- [Work to be completed]
Reproduce every line of the items below without changing anything.

Start of Dataset excerpts

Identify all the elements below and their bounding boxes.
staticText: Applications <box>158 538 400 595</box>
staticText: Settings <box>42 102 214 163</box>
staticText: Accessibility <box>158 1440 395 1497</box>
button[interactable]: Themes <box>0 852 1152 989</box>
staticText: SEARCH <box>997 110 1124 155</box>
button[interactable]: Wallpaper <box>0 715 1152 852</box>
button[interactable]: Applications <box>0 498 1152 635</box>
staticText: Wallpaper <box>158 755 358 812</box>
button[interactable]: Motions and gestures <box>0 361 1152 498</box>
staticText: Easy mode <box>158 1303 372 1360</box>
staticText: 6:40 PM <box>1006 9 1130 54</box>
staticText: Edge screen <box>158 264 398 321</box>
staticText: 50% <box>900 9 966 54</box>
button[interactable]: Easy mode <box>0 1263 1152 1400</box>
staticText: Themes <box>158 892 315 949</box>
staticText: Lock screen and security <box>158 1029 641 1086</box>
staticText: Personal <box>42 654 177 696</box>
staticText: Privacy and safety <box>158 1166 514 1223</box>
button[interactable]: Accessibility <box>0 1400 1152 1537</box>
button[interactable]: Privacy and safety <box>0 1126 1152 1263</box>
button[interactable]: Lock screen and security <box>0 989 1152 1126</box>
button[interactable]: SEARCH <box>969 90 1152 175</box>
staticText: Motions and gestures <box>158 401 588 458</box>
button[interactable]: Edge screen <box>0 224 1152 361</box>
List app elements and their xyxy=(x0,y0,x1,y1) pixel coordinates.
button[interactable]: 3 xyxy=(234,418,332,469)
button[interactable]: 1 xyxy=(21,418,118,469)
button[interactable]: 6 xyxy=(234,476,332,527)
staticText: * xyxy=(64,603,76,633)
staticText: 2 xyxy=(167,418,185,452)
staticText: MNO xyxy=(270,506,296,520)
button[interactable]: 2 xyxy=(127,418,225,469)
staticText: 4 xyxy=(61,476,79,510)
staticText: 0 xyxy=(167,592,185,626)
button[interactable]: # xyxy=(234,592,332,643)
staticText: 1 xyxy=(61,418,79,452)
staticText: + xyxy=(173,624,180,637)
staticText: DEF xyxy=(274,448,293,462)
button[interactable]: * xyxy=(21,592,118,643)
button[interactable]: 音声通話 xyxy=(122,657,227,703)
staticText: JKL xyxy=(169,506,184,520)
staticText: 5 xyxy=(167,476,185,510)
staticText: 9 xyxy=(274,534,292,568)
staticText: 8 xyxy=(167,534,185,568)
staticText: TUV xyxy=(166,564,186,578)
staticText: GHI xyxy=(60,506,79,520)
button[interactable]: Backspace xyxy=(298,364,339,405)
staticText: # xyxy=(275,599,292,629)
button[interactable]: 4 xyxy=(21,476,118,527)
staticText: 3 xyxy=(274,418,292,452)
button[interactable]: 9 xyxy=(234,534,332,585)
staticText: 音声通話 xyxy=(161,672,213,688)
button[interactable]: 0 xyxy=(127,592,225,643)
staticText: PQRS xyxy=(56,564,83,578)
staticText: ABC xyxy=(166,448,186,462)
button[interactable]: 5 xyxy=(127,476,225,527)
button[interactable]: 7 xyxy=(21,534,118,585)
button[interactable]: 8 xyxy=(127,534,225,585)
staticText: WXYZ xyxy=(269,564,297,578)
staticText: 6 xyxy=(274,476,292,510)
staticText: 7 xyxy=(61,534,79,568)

End of Dataset excerpts

- [Exercise response]
Identify all the elements below and their bounding boxes.
staticText: Applications <box>158 538 400 595</box>
staticText: Settings <box>42 102 214 163</box>
staticText: Accessibility <box>158 1440 395 1497</box>
button[interactable]: Themes <box>0 852 1152 989</box>
staticText: SEARCH <box>997 110 1124 155</box>
button[interactable]: Wallpaper <box>0 715 1152 852</box>
button[interactable]: Applications <box>0 498 1152 635</box>
staticText: Wallpaper <box>158 755 358 812</box>
button[interactable]: Motions and gestures <box>0 361 1152 498</box>
staticText: Easy mode <box>158 1303 372 1360</box>
staticText: 6:40 PM <box>1006 9 1130 54</box>
staticText: Edge screen <box>158 264 398 321</box>
staticText: 50% <box>900 9 966 54</box>
button[interactable]: Easy mode <box>0 1263 1152 1400</box>
staticText: Themes <box>158 892 315 949</box>
staticText: Lock screen and security <box>158 1029 641 1086</box>
staticText: Personal <box>42 654 177 696</box>
staticText: Privacy and safety <box>158 1166 514 1223</box>
button[interactable]: Accessibility <box>0 1400 1152 1537</box>
button[interactable]: Privacy and safety <box>0 1126 1152 1263</box>
button[interactable]: Lock screen and security <box>0 989 1152 1126</box>
button[interactable]: SEARCH <box>969 90 1152 175</box>
staticText: Motions and gestures <box>158 401 588 458</box>
button[interactable]: Edge screen <box>0 224 1152 361</box>
List app elements and their xyxy=(x0,y0,x1,y1) pixel coordinates.
button[interactable]: 3 xyxy=(234,418,332,469)
button[interactable]: 1 xyxy=(21,418,118,469)
button[interactable]: 6 xyxy=(234,476,332,527)
staticText: * xyxy=(64,603,76,633)
staticText: 2 xyxy=(167,418,185,452)
staticText: MNO xyxy=(270,506,296,520)
button[interactable]: 2 xyxy=(127,418,225,469)
staticText: 4 xyxy=(61,476,79,510)
staticText: 0 xyxy=(167,592,185,626)
button[interactable]: # xyxy=(234,592,332,643)
staticText: 1 xyxy=(61,418,79,452)
staticText: + xyxy=(173,624,180,637)
staticText: DEF xyxy=(274,448,293,462)
button[interactable]: * xyxy=(21,592,118,643)
button[interactable]: 音声通話 xyxy=(122,657,227,703)
staticText: JKL xyxy=(169,506,184,520)
staticText: 5 xyxy=(167,476,185,510)
staticText: 9 xyxy=(274,534,292,568)
staticText: 8 xyxy=(167,534,185,568)
staticText: TUV xyxy=(166,564,186,578)
staticText: GHI xyxy=(60,506,79,520)
button[interactable]: Backspace xyxy=(298,364,339,405)
staticText: # xyxy=(275,599,292,629)
button[interactable]: 4 xyxy=(21,476,118,527)
staticText: 3 xyxy=(274,418,292,452)
button[interactable]: 9 xyxy=(234,534,332,585)
staticText: 音声通話 xyxy=(161,672,213,688)
button[interactable]: 0 xyxy=(127,592,225,643)
staticText: PQRS xyxy=(56,564,83,578)
staticText: ABC xyxy=(166,448,186,462)
button[interactable]: 5 xyxy=(127,476,225,527)
button[interactable]: 7 xyxy=(21,534,118,585)
button[interactable]: 8 xyxy=(127,534,225,585)
staticText: WXYZ xyxy=(269,564,297,578)
staticText: 6 xyxy=(274,476,292,510)
staticText: 7 xyxy=(61,534,79,568)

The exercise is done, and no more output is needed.